■ **Task goal**:
Copy every line of the data that includes the string "муниципальных".

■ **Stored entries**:
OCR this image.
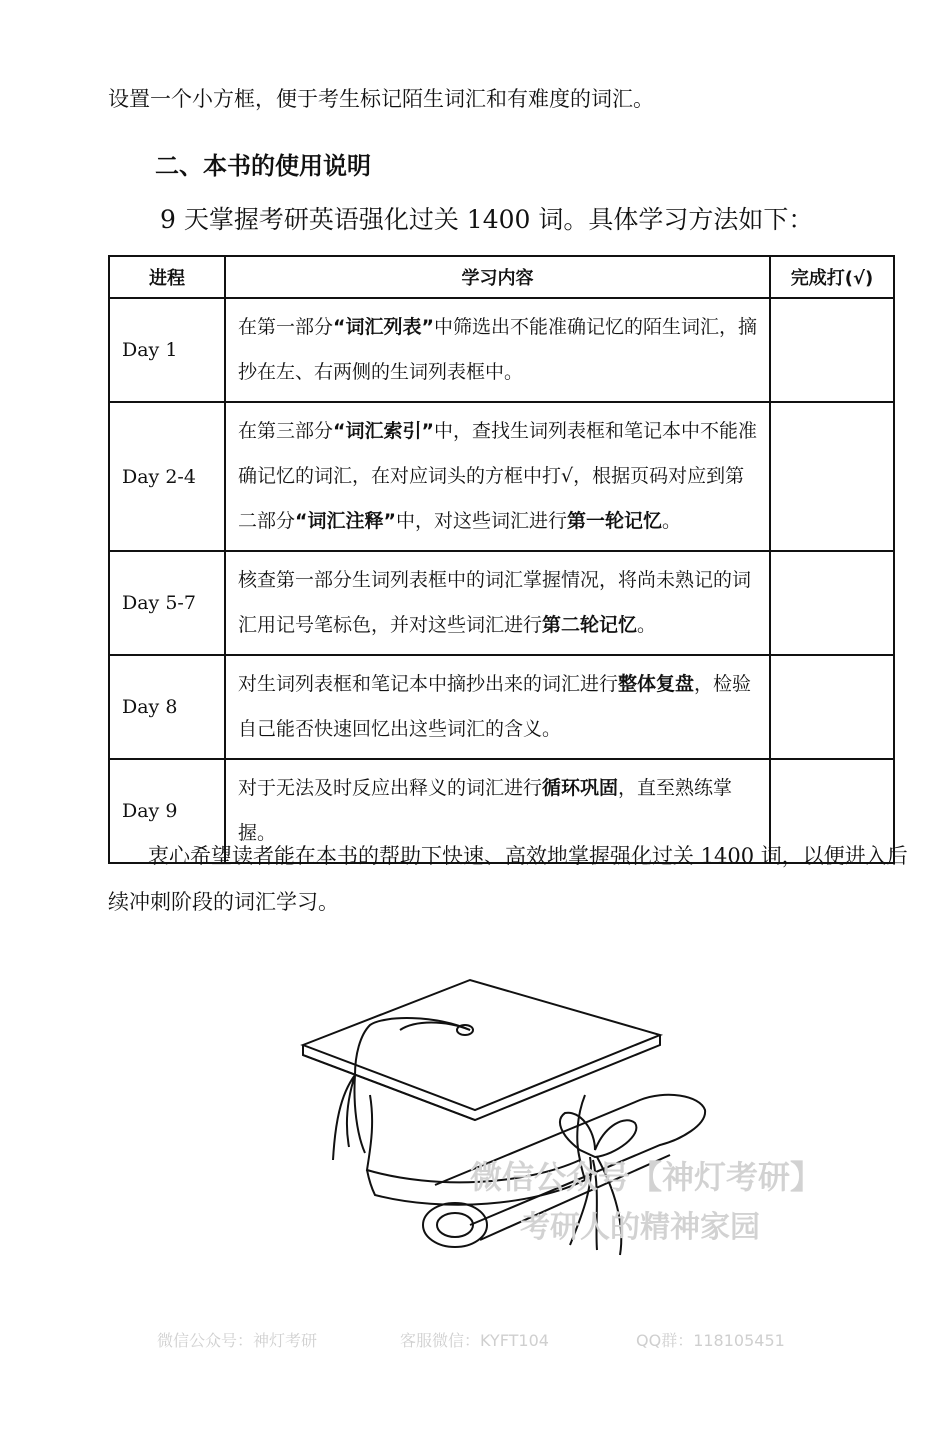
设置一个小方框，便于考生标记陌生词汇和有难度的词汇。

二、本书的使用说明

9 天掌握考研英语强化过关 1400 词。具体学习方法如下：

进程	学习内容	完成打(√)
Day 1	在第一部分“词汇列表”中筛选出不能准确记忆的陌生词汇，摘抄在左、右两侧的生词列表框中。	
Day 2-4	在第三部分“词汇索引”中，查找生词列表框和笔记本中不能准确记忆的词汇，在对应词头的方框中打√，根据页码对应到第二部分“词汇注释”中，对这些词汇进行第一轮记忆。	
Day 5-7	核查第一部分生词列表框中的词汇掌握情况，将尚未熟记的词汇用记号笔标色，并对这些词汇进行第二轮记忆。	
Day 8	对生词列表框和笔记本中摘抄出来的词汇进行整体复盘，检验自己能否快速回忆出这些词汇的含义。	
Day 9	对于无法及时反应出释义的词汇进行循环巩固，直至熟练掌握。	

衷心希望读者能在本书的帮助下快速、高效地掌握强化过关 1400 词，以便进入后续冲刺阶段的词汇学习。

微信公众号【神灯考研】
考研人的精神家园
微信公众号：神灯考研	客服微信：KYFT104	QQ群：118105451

---

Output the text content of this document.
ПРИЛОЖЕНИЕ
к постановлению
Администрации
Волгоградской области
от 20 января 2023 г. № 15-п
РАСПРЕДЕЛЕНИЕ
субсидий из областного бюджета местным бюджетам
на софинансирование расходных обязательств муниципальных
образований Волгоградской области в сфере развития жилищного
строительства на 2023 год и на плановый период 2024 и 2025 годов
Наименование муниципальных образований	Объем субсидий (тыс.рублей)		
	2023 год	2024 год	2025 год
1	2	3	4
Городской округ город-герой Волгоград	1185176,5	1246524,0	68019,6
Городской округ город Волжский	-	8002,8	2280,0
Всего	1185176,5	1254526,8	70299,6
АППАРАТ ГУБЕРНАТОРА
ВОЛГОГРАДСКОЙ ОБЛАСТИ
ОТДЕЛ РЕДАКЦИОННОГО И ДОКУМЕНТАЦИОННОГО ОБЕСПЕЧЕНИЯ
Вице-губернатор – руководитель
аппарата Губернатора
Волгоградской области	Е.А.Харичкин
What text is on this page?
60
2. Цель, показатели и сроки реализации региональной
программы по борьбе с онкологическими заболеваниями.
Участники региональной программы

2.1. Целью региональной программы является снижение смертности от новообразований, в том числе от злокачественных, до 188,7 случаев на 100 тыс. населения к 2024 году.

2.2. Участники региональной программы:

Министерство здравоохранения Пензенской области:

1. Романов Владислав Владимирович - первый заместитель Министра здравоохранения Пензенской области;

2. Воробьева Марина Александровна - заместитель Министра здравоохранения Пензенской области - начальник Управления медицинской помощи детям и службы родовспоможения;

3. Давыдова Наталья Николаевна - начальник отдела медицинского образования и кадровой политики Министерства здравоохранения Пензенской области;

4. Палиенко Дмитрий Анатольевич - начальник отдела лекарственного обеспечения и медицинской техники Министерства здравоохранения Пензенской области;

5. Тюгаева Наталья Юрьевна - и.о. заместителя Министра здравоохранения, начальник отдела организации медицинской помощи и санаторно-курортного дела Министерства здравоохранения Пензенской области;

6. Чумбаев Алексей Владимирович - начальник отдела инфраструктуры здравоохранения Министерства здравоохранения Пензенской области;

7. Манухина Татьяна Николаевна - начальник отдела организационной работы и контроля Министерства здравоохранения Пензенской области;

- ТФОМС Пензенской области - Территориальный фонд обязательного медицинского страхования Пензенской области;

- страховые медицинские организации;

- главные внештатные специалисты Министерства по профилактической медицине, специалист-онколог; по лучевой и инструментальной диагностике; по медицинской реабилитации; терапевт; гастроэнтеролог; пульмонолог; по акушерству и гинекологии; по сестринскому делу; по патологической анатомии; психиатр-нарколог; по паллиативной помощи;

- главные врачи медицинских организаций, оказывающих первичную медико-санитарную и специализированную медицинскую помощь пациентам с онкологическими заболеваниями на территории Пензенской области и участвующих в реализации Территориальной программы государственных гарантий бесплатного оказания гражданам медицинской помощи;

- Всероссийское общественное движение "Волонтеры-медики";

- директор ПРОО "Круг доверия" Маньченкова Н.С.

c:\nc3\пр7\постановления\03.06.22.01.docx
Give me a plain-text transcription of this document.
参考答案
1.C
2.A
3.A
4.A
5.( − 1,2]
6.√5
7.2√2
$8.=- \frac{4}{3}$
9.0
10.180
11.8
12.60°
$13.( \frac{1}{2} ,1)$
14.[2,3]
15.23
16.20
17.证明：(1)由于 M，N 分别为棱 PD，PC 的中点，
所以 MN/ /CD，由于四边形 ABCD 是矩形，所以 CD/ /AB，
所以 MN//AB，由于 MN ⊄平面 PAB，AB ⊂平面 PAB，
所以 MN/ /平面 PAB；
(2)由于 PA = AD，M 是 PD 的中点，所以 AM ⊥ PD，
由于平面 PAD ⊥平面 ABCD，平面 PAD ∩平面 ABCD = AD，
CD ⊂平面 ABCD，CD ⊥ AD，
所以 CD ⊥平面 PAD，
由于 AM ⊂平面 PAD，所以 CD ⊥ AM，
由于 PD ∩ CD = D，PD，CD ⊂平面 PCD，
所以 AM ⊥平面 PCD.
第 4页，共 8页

■ **Answer to the task**:
на софинансирование расходных обязательств муниципальных
Наименование муниципальных образований	Объем субсидий (тыс.рублей)		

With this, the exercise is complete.